REQUIREMENT:
Transcribe the records below exactly as they appear.
###
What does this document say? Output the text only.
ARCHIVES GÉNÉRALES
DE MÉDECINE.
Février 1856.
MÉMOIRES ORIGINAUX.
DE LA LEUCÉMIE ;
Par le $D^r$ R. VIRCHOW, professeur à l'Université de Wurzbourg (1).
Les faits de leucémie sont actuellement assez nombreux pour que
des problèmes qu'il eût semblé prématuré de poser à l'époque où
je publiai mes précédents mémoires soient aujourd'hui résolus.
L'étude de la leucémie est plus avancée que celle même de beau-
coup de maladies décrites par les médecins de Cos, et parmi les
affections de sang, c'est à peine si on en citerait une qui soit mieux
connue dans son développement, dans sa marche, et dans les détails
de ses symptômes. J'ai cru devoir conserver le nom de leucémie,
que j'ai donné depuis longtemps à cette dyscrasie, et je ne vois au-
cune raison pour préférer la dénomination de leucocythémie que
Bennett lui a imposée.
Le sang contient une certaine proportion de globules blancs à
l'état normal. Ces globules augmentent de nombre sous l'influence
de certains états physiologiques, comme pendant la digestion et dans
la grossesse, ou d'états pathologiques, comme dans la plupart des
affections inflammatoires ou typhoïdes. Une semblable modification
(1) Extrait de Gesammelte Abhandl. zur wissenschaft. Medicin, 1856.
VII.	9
###
ANSWER FOR THE TASK:
What does this document say? Output the text only.
ARCHIVES GÉNÉRALES
DE MÉDECINE.
Février 1856.
MÉMOIRES ORIGINAUX.
DE LA LEUCÉMIE ;
Par le $D^r$ R. VIRCHOW, professeur à l'Université de Wurzbourg (1).
Les faits de leucémie sont actuellement assez nombreux pour que
des problèmes qu'il eût semblé prématuré de poser à l'époque où
je publiai mes précédents mémoires soient aujourd'hui résolus.
L'étude de la leucémie est plus avancée que celle même de beau-
coup de maladies décrites par les médecins de Cos, et parmi les
affections de sang, c'est à peine si on en citerait une qui soit mieux
connue dans son développement, dans sa marche, et dans les détails
de ses symptômes. J'ai cru devoir conserver le nom de leucémie,
que j'ai donné depuis longtemps à cette dyscrasie, et je ne vois au-
cune raison pour préférer la dénomination de leucocythémie que
Bennett lui a imposée.
Le sang contient une certaine proportion de globules blancs à
l'état normal. Ces globules augmentent de nombre sous l'influence
de certains états physiologiques, comme pendant la digestion et dans
la grossesse, ou d'états pathologiques, comme dans la plupart des
affections inflammatoires ou typhoïdes. Une semblable modification
(1) Extrait de Gesammelte Abhandl. zur wissenschaft. Medicin, 1856.
VII.	9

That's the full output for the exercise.